**DIRECTIONS**
Restate the whole listing word for word. Pictures are left out.
....
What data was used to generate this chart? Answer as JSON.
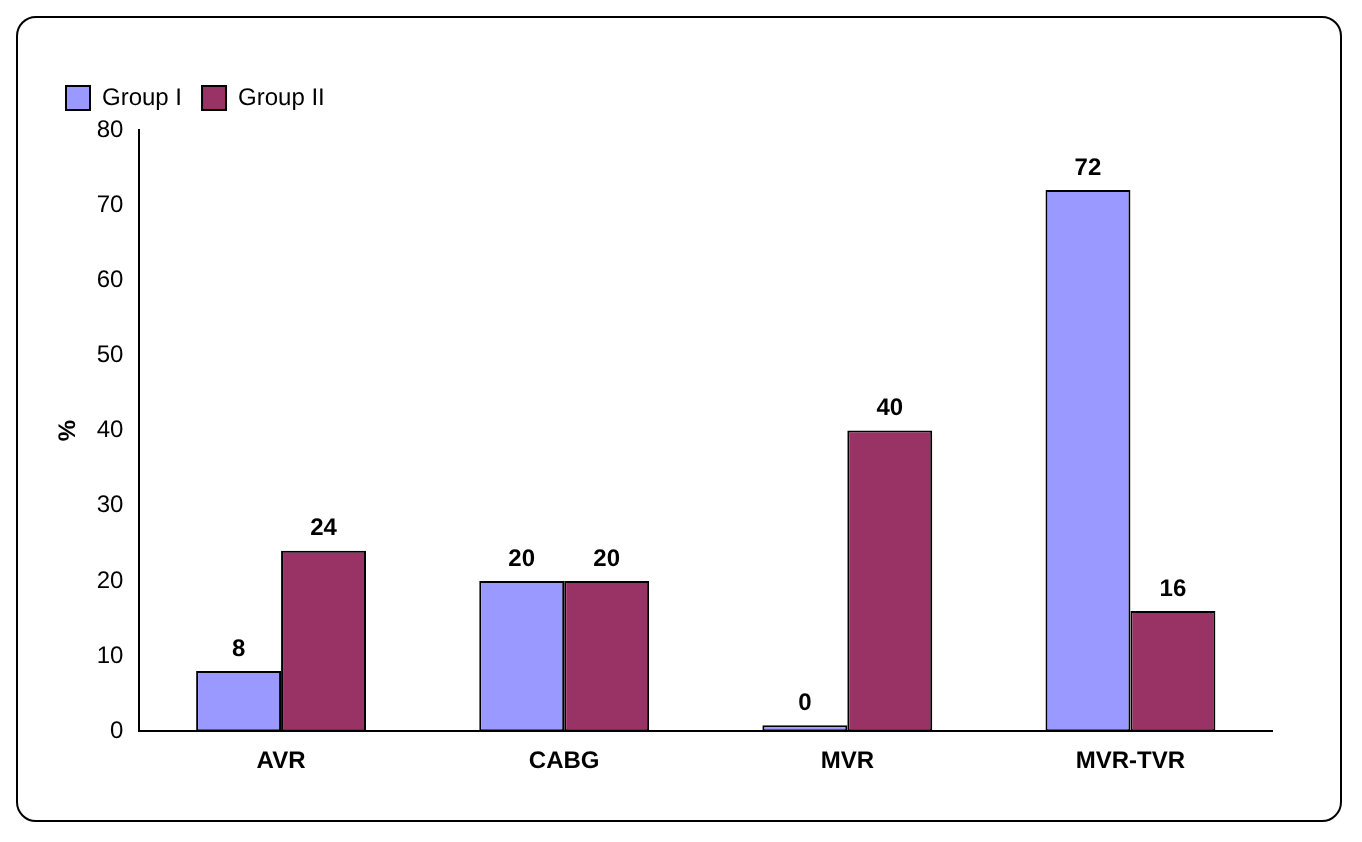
{
  "chart_data": {
    "type": "bar",
    "ylabel": "%",
    "categories": [
      "AVR",
      "CABG",
      "MVR",
      "MVR-TVR"
    ],
    "series": [
      {
        "name": "Group I",
        "color": "#9999ff",
        "values": [
          8,
          20,
          0,
          72
        ]
      },
      {
        "name": "Group II",
        "color": "#993366",
        "values": [
          24,
          20,
          40,
          16
        ]
      }
    ],
    "ylim": [
      0,
      80
    ],
    "yticks": [
      0,
      10,
      20,
      30,
      40,
      50,
      60,
      70,
      80
    ],
    "grid": false,
    "legend": "top left",
    "data_labels": true
  }
}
....
**RESULT**
What data was used to generate this chart? Answer as JSON.
{
  "chart_data": {
    "type": "bar",
    "ylabel": "%",
    "categories": [
      "AVR",
      "CABG",
      "MVR",
      "MVR-TVR"
    ],
    "series": [
      {
        "name": "Group I",
        "color": "#9999ff",
        "values": [
          8,
          20,
          0,
          72
        ]
      },
      {
        "name": "Group II",
        "color": "#993366",
        "values": [
          24,
          20,
          40,
          16
        ]
      }
    ],
    "ylim": [
      0,
      80
    ],
    "yticks": [
      0,
      10,
      20,
      30,
      40,
      50,
      60,
      70,
      80
    ],
    "grid": false,
    "legend": "top left",
    "data_labels": true
  }
}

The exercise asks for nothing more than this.